TASK TO COMPLETE: Lines containing the string "processed" are to be counted; report the total by itself.

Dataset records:
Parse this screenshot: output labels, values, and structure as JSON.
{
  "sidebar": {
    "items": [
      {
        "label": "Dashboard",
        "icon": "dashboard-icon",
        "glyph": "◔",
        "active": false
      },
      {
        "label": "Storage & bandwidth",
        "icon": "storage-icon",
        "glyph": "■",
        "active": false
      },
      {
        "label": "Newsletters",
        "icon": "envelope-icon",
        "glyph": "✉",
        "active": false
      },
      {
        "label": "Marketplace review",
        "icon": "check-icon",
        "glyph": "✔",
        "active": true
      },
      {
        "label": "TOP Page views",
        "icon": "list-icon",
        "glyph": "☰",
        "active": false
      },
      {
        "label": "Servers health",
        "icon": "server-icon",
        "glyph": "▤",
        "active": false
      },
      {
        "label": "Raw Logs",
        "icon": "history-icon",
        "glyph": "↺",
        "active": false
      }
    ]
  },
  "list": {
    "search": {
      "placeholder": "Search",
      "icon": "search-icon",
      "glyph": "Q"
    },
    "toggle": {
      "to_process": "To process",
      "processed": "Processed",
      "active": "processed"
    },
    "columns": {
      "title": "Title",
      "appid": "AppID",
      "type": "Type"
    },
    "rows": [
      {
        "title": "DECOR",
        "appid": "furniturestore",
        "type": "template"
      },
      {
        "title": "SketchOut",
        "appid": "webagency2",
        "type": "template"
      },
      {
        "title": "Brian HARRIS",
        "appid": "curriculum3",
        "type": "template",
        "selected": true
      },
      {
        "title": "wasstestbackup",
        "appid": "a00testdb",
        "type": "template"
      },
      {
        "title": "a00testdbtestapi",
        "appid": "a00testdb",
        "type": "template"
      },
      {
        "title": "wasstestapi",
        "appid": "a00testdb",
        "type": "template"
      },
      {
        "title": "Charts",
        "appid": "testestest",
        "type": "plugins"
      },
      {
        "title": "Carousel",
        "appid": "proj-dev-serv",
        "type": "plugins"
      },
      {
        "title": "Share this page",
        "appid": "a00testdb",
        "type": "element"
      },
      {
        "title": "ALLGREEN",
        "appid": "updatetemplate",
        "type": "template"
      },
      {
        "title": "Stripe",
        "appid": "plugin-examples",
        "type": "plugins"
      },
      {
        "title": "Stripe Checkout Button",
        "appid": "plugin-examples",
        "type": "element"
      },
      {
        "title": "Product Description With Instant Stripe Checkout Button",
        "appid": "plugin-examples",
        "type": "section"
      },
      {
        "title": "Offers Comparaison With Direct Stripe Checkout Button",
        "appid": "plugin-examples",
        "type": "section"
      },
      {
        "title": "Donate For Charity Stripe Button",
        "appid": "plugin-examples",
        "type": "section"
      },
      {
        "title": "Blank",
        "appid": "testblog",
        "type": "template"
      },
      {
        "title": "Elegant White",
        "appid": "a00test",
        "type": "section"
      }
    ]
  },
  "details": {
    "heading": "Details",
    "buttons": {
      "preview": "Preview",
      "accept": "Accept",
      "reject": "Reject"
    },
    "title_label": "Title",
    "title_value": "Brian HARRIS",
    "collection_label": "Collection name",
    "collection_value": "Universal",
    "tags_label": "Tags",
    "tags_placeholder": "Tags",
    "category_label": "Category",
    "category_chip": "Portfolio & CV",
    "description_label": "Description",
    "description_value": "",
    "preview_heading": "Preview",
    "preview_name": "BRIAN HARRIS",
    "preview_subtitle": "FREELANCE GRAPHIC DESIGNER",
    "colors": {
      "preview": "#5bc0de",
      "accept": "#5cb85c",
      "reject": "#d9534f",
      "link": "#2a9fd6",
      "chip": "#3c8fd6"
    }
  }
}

EXERCISE OUTPUT: 2